## Exercise instructions:
Show every line below where "text" can be found.

Dataset rows
* * * * * * * * *

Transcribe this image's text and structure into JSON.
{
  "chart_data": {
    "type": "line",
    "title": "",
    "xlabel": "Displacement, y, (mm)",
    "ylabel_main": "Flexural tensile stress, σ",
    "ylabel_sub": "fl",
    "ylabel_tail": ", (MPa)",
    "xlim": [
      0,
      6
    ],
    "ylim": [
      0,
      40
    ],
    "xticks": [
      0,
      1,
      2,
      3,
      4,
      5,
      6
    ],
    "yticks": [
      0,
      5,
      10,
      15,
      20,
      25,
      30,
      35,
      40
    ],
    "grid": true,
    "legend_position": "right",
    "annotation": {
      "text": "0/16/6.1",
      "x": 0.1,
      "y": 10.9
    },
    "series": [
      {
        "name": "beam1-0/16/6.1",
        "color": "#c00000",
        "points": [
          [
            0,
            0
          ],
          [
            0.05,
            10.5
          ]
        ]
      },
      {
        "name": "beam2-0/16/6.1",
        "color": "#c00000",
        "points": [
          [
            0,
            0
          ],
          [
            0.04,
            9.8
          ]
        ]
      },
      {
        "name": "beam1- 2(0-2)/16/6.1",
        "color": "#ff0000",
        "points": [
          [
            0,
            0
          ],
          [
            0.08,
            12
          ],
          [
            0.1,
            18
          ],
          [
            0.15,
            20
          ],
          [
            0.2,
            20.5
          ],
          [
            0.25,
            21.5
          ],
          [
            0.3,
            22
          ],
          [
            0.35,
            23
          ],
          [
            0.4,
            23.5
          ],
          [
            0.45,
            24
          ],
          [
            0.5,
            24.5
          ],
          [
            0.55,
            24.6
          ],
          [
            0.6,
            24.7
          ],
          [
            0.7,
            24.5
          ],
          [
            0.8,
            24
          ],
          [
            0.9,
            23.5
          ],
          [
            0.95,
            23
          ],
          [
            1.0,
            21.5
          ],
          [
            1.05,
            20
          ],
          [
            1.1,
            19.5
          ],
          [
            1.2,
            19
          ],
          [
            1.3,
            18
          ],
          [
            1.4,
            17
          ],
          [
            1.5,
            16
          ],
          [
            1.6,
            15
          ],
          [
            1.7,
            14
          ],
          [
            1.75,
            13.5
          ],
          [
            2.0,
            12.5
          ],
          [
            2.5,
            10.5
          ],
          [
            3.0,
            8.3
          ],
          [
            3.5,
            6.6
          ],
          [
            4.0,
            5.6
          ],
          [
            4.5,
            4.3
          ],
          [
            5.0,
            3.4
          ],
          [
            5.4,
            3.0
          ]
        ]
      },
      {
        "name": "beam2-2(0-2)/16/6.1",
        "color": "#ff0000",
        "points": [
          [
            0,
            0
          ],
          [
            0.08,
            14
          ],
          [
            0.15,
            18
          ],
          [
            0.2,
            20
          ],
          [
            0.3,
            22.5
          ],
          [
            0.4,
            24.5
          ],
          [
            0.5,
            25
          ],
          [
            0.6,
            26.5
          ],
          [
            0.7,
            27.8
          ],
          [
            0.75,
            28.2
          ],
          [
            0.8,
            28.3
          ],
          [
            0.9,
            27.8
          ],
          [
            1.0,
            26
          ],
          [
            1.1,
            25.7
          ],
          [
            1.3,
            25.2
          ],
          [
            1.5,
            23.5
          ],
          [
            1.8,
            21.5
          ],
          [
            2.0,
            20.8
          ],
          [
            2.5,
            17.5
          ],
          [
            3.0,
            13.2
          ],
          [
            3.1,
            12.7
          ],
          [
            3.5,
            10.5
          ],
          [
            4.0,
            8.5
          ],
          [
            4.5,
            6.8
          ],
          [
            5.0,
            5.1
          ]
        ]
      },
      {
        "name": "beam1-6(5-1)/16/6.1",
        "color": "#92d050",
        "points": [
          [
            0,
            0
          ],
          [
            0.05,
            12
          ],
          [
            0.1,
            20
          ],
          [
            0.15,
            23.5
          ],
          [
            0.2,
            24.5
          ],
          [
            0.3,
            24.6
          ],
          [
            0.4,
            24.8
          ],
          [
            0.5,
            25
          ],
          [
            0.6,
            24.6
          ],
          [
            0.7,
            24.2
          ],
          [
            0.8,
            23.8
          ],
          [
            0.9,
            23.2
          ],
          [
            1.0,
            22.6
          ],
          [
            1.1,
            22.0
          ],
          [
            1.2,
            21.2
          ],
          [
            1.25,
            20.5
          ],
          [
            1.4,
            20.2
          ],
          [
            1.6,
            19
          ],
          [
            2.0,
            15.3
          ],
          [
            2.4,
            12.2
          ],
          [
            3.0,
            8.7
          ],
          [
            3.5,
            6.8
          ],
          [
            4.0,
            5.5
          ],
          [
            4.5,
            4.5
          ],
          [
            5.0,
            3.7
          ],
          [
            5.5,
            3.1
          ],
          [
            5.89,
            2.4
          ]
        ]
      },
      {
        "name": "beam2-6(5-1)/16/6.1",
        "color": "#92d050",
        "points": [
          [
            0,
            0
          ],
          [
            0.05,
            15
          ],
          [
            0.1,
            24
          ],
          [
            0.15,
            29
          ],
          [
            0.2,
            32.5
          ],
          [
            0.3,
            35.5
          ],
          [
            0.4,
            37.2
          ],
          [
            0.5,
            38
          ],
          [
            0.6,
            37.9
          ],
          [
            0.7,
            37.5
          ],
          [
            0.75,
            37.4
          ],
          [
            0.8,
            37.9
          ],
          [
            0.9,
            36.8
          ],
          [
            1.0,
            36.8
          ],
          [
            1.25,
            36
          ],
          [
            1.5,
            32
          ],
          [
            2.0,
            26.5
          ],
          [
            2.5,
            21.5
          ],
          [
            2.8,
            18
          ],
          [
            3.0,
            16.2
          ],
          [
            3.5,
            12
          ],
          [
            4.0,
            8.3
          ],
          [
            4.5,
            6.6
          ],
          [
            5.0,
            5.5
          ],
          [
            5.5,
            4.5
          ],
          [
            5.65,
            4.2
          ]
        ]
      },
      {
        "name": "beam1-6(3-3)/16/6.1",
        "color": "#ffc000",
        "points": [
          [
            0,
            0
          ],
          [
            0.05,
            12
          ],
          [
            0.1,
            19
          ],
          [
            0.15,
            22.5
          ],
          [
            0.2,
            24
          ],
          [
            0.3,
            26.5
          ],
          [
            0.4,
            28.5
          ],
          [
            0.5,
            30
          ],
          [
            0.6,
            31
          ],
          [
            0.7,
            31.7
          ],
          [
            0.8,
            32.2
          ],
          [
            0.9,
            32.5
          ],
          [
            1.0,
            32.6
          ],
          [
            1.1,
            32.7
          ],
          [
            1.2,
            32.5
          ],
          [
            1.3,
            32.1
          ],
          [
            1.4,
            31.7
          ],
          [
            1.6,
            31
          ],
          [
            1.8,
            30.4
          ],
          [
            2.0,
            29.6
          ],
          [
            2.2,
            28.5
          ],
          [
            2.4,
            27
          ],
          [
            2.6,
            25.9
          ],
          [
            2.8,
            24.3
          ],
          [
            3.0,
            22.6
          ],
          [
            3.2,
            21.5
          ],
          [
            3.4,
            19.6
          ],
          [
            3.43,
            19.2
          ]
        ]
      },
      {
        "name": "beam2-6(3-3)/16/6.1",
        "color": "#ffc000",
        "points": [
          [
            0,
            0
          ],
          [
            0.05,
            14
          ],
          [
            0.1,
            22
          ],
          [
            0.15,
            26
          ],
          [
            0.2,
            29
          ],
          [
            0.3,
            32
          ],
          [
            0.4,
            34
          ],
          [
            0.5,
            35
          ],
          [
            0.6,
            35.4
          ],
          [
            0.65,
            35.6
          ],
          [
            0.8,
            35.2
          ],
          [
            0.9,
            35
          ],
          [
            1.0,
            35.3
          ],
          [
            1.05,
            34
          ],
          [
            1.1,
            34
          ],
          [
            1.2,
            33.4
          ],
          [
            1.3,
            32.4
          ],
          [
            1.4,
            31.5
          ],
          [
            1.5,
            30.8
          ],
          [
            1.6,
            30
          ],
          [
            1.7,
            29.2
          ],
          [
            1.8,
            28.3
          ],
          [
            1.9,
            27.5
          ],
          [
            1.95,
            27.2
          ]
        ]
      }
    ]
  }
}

* * * * * * * * *

## Complete answer:
Transcribe this image's text and structure into JSON.
      "text": "0/16/6.1",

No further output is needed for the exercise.